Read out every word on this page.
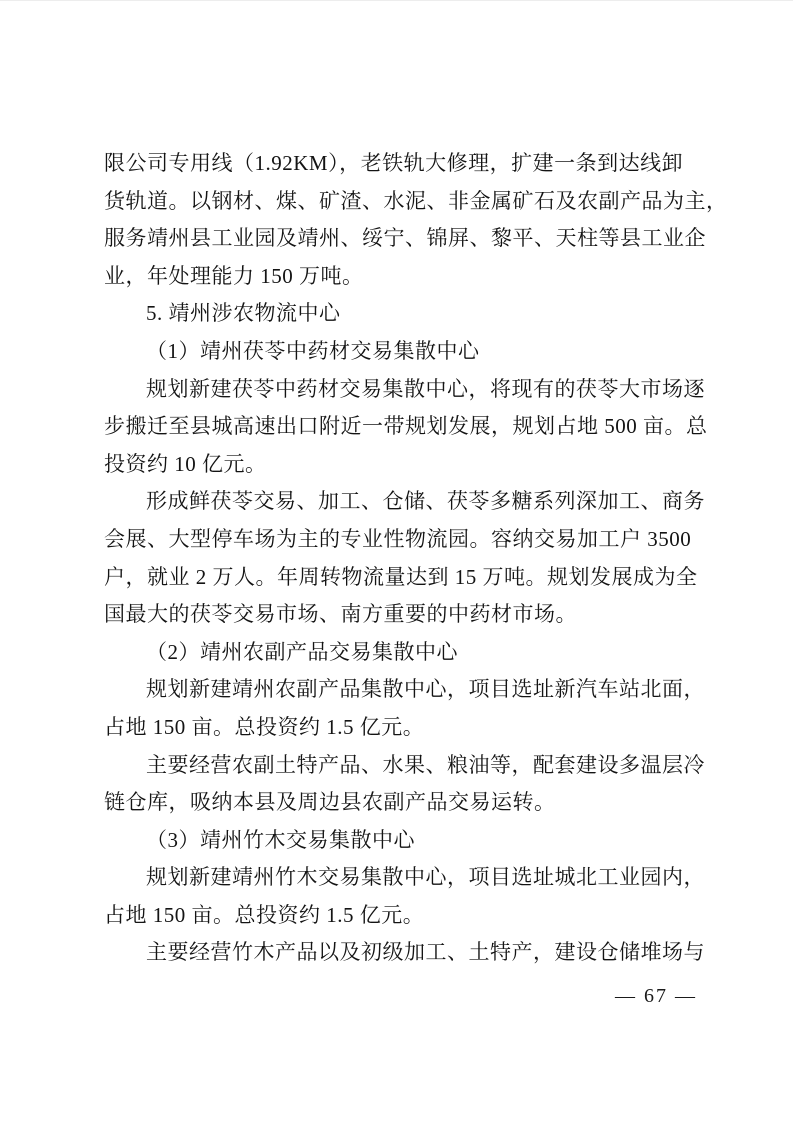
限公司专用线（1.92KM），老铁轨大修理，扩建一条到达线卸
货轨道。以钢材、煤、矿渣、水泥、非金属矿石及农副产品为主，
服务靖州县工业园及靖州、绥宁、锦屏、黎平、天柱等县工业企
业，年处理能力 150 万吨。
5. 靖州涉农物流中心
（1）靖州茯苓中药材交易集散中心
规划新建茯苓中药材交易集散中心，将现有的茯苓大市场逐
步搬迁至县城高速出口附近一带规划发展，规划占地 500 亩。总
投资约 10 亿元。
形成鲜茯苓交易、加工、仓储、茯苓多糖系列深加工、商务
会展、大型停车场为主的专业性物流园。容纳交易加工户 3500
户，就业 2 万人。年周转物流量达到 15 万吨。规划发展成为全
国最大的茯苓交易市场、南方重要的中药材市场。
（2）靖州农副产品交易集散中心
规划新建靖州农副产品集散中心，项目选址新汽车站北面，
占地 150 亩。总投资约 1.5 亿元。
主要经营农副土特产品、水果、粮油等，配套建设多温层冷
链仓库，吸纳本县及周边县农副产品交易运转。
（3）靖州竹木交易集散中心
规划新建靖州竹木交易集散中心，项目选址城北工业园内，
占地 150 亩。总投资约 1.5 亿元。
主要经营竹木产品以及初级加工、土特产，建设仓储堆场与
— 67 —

---

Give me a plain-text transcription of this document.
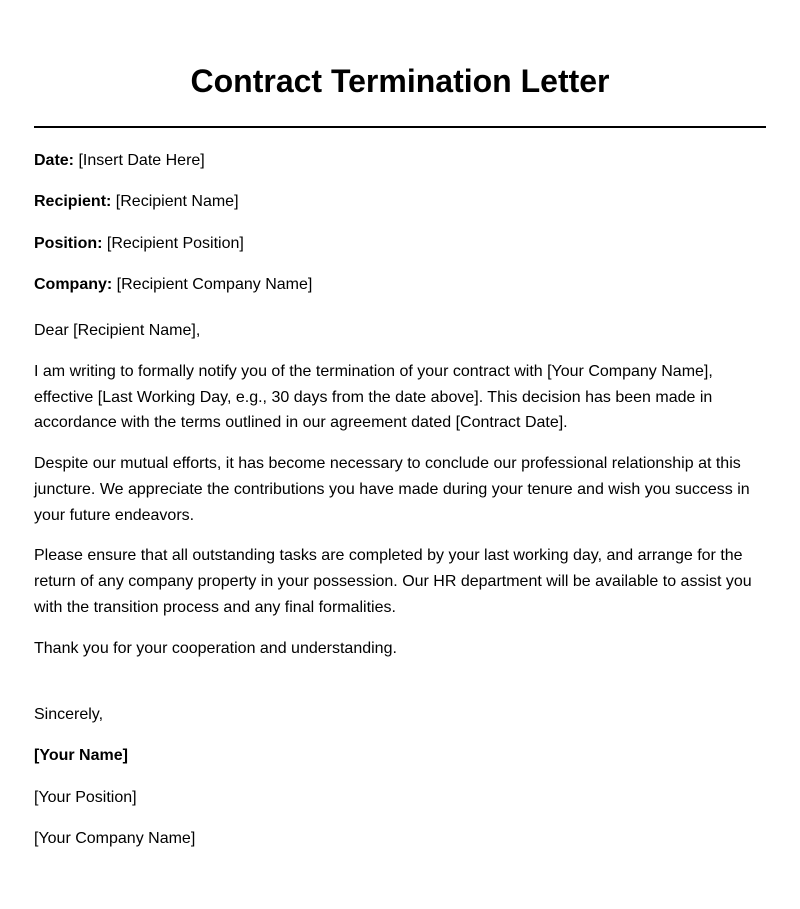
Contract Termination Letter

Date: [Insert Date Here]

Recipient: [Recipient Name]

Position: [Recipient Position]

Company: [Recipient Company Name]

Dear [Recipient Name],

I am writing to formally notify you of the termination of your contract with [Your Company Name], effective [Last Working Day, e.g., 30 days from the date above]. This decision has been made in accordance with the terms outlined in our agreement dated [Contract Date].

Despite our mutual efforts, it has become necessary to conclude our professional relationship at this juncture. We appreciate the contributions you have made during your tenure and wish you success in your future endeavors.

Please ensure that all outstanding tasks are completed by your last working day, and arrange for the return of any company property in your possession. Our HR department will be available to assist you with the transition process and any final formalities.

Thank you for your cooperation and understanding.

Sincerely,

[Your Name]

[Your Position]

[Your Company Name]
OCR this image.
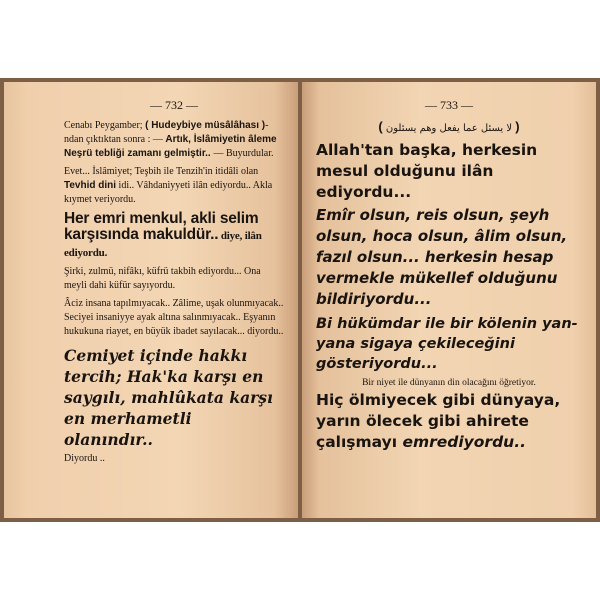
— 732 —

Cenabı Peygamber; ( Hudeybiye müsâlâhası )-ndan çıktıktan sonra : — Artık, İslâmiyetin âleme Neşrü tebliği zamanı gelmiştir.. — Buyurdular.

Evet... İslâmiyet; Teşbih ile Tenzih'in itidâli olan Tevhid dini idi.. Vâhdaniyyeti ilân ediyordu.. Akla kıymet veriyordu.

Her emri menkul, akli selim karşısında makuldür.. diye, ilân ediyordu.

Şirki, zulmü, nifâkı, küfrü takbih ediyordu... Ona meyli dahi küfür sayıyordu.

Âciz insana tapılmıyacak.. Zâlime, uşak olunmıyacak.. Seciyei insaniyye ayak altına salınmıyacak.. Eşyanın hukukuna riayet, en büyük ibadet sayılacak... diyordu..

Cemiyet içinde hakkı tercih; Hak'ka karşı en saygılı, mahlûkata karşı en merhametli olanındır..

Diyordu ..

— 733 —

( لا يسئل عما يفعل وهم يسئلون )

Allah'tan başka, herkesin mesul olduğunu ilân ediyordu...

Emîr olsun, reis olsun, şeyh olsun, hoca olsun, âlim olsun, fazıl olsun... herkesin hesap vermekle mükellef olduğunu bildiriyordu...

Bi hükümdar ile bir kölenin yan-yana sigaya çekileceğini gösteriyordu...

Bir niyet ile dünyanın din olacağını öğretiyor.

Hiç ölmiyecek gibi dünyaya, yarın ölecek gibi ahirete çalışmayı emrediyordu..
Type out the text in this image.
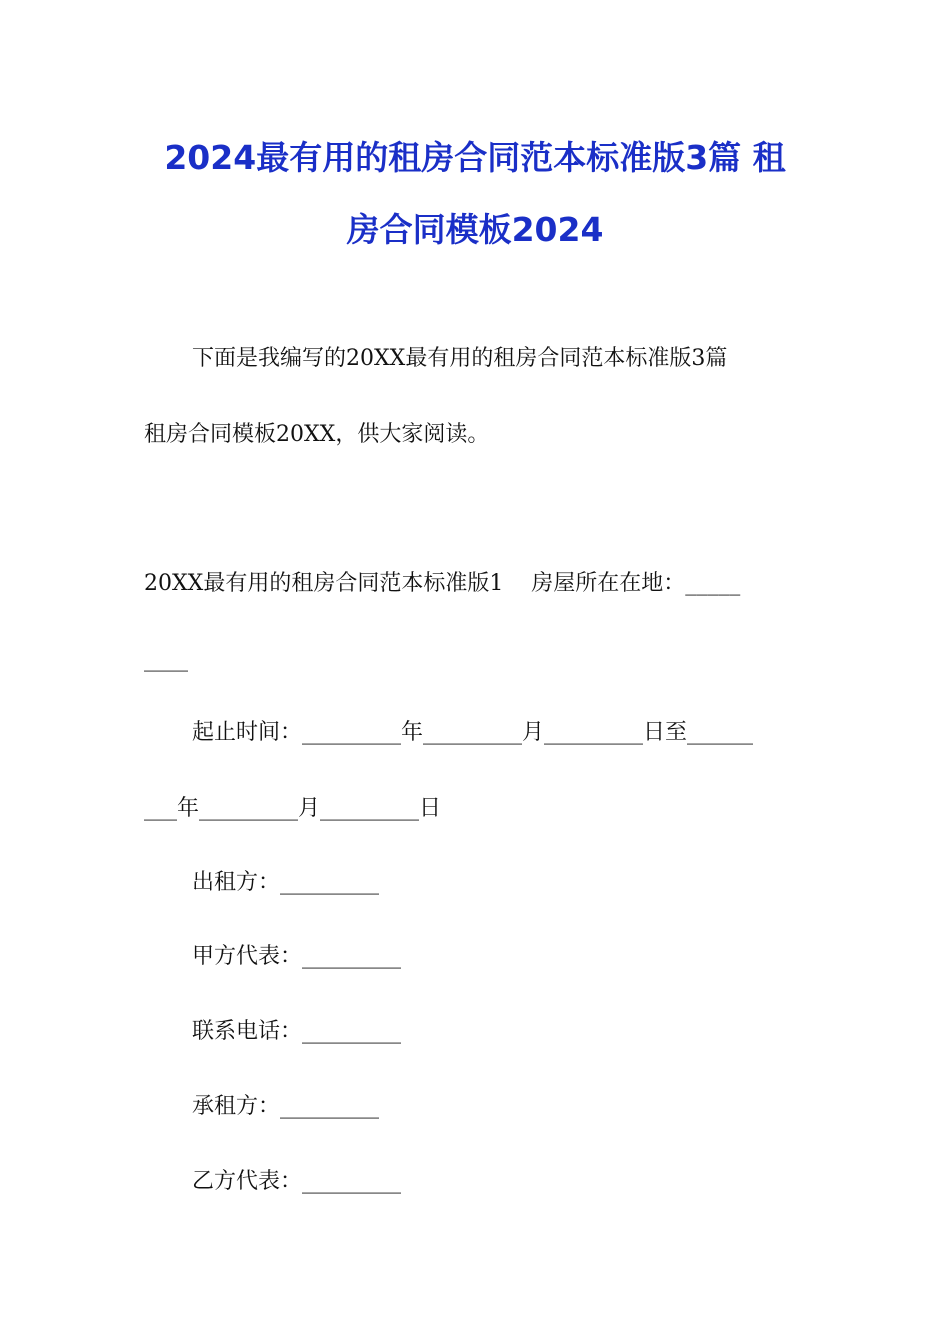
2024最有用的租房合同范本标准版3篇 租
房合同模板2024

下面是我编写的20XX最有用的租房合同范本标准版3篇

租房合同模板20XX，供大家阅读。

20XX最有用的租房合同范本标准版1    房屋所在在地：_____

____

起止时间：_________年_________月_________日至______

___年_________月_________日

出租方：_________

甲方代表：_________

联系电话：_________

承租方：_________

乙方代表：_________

* [Work instructions] Find every line in the records that has the string "ilân", then state how many there are and nothing else.

* [Written reply] 3